EXERCISE REQUIREMENTS:
Count the lines in the data below where the string "равен" occurs, please, and give the number alone.

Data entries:
━━━━━━━━━━━━━━━━━━━━

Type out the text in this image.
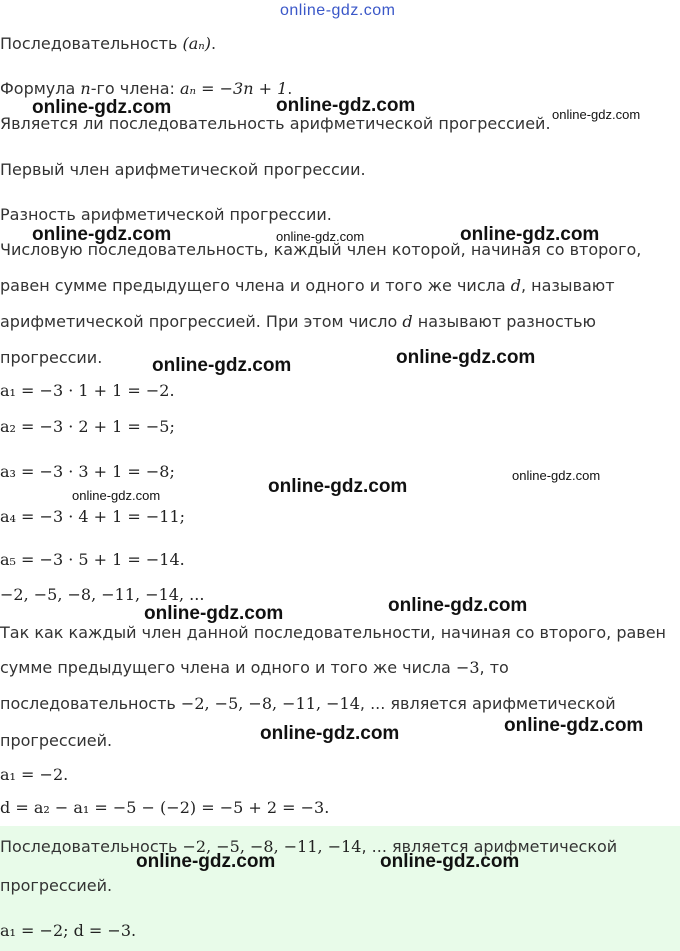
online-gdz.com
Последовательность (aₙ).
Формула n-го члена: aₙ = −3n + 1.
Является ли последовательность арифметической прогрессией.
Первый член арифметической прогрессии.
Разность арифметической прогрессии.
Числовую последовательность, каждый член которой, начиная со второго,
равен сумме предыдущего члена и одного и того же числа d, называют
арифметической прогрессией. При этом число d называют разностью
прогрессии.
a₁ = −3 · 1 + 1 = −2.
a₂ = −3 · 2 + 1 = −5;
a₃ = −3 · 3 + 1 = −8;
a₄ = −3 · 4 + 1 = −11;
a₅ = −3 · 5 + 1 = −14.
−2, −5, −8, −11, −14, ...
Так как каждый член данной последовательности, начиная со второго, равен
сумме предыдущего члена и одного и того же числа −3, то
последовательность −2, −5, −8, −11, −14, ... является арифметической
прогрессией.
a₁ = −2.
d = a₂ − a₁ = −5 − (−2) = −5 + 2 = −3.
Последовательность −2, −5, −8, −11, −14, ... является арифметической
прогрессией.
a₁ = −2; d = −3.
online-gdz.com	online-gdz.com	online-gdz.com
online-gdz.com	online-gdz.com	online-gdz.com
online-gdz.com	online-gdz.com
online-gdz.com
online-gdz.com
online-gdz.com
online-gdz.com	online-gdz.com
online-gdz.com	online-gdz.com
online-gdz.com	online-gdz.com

━━━━━━━━━━━━━━━━━━━━

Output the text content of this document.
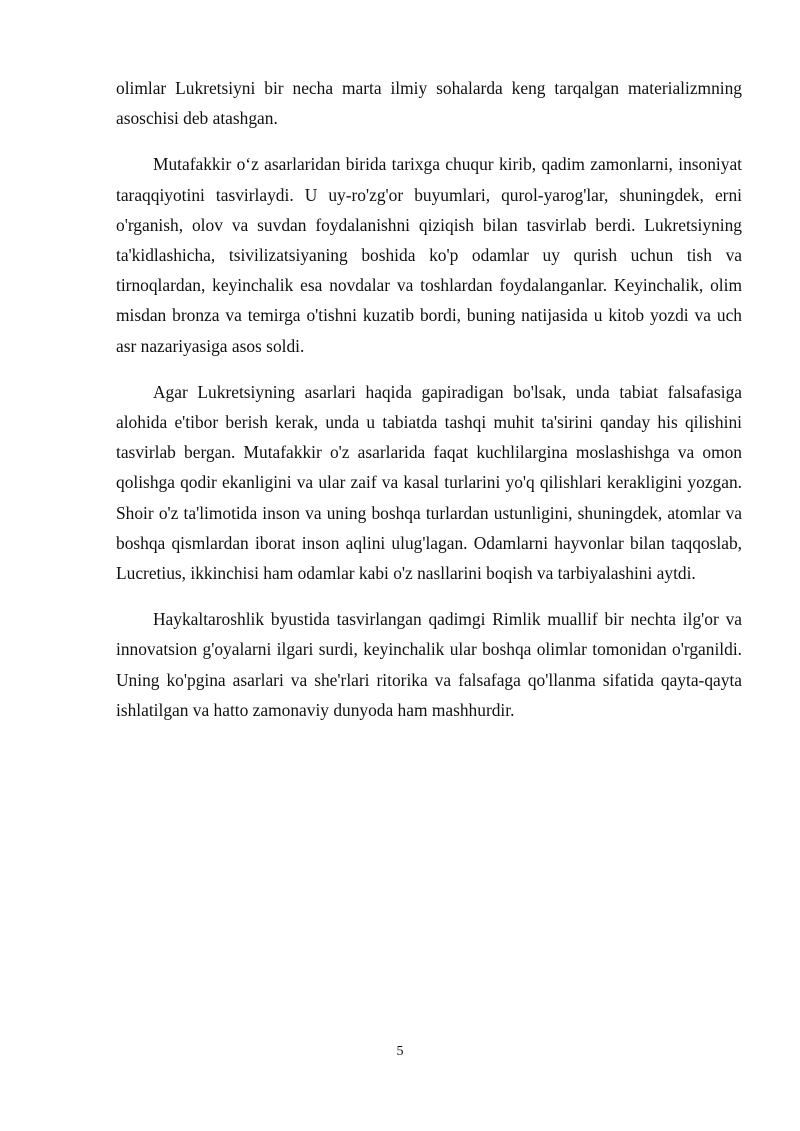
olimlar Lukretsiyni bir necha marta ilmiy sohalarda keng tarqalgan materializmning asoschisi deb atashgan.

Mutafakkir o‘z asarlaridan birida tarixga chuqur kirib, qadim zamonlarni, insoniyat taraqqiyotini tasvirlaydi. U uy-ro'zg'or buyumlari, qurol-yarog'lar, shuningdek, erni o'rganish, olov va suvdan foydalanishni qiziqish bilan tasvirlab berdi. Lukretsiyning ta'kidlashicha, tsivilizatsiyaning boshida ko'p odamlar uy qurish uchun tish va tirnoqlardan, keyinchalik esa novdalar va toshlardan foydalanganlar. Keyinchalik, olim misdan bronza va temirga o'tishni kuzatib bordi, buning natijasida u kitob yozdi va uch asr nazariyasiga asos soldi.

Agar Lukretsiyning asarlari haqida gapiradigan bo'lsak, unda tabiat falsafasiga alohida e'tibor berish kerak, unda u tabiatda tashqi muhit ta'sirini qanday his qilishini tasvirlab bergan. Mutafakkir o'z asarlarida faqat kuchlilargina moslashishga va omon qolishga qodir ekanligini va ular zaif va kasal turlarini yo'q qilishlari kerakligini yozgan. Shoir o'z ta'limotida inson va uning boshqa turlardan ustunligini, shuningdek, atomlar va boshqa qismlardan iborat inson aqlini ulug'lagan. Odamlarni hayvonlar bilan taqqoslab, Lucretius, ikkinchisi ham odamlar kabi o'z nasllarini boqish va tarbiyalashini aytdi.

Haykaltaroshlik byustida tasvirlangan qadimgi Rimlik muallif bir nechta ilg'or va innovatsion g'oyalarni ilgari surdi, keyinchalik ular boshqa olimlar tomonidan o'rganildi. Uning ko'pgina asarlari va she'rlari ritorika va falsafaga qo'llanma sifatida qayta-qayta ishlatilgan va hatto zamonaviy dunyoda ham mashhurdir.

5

━━━━━━━━━━━━━━━━━━━━

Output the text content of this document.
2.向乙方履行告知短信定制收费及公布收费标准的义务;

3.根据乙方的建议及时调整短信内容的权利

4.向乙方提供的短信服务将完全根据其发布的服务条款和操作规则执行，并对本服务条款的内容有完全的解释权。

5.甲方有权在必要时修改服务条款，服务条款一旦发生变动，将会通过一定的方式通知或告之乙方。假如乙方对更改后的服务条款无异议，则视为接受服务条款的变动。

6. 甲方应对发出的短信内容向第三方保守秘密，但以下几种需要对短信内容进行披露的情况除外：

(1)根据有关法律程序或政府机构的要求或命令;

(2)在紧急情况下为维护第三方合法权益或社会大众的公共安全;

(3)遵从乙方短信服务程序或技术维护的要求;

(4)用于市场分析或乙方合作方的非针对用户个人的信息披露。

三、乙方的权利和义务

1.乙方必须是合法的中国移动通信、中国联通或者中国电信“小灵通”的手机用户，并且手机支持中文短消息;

━━━━━━━━━━━━━━━━━━━━

FINAL RESULT:
2